**Exercise instructions:** Your task is to restate the data word for word.

**Provided information:**
>>>>
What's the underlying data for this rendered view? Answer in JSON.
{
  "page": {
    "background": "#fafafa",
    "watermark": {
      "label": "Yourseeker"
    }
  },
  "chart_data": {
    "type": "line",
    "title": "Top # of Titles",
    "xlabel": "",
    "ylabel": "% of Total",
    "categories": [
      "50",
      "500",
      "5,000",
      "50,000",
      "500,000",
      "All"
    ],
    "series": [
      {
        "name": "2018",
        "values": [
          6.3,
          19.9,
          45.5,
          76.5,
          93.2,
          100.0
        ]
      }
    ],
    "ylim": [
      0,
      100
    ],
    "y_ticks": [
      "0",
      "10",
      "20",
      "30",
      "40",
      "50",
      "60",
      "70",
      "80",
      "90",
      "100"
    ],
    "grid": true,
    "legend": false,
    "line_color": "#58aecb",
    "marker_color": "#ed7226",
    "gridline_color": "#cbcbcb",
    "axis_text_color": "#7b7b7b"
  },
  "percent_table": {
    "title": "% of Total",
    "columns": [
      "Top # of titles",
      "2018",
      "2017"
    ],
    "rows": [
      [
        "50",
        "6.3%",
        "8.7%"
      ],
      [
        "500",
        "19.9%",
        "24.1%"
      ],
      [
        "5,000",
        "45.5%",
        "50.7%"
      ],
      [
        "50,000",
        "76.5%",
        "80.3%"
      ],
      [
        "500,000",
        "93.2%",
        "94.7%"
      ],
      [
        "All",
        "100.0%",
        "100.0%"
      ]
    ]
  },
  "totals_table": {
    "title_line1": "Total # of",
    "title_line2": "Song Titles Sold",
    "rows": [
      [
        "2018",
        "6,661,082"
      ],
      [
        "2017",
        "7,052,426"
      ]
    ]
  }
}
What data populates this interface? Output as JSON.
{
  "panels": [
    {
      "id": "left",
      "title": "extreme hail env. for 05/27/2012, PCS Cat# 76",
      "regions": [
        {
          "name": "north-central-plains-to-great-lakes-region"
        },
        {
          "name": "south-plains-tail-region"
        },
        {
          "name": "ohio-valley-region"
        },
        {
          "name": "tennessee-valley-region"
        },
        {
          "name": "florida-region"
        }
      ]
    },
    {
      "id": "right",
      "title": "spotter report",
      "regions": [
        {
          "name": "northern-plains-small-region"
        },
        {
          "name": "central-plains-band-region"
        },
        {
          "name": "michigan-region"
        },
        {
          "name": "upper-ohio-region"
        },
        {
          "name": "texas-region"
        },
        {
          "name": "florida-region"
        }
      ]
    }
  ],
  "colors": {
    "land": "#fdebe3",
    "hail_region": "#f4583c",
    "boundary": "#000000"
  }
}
<<<<
**Result of the exercise:**
What's the underlying data for this rendered view? Answer in JSON.
{
  "page": {
    "background": "#fafafa",
    "watermark": {
      "label": "Yourseeker"
    }
  },
  "chart_data": {
    "type": "line",
    "title": "Top # of Titles",
    "xlabel": "",
    "ylabel": "% of Total",
    "categories": [
      "50",
      "500",
      "5,000",
      "50,000",
      "500,000",
      "All"
    ],
    "series": [
      {
        "name": "2018",
        "values": [
          6.3,
          19.9,
          45.5,
          76.5,
          93.2,
          100.0
        ]
      }
    ],
    "ylim": [
      0,
      100
    ],
    "y_ticks": [
      "0",
      "10",
      "20",
      "30",
      "40",
      "50",
      "60",
      "70",
      "80",
      "90",
      "100"
    ],
    "grid": true,
    "legend": false,
    "line_color": "#58aecb",
    "marker_color": "#ed7226",
    "gridline_color": "#cbcbcb",
    "axis_text_color": "#7b7b7b"
  },
  "percent_table": {
    "title": "% of Total",
    "columns": [
      "Top # of titles",
      "2018",
      "2017"
    ],
    "rows": [
      [
        "50",
        "6.3%",
        "8.7%"
      ],
      [
        "500",
        "19.9%",
        "24.1%"
      ],
      [
        "5,000",
        "45.5%",
        "50.7%"
      ],
      [
        "50,000",
        "76.5%",
        "80.3%"
      ],
      [
        "500,000",
        "93.2%",
        "94.7%"
      ],
      [
        "All",
        "100.0%",
        "100.0%"
      ]
    ]
  },
  "totals_table": {
    "title_line1": "Total # of",
    "title_line2": "Song Titles Sold",
    "rows": [
      [
        "2018",
        "6,661,082"
      ],
      [
        "2017",
        "7,052,426"
      ]
    ]
  }
}
What data populates this interface? Output as JSON.
{
  "panels": [
    {
      "id": "left",
      "title": "extreme hail env. for 05/27/2012, PCS Cat# 76",
      "regions": [
        {
          "name": "north-central-plains-to-great-lakes-region"
        },
        {
          "name": "south-plains-tail-region"
        },
        {
          "name": "ohio-valley-region"
        },
        {
          "name": "tennessee-valley-region"
        },
        {
          "name": "florida-region"
        }
      ]
    },
    {
      "id": "right",
      "title": "spotter report",
      "regions": [
        {
          "name": "northern-plains-small-region"
        },
        {
          "name": "central-plains-band-region"
        },
        {
          "name": "michigan-region"
        },
        {
          "name": "upper-ohio-region"
        },
        {
          "name": "texas-region"
        },
        {
          "name": "florida-region"
        }
      ]
    }
  ],
  "colors": {
    "land": "#fdebe3",
    "hail_region": "#f4583c",
    "boundary": "#000000"
  }
}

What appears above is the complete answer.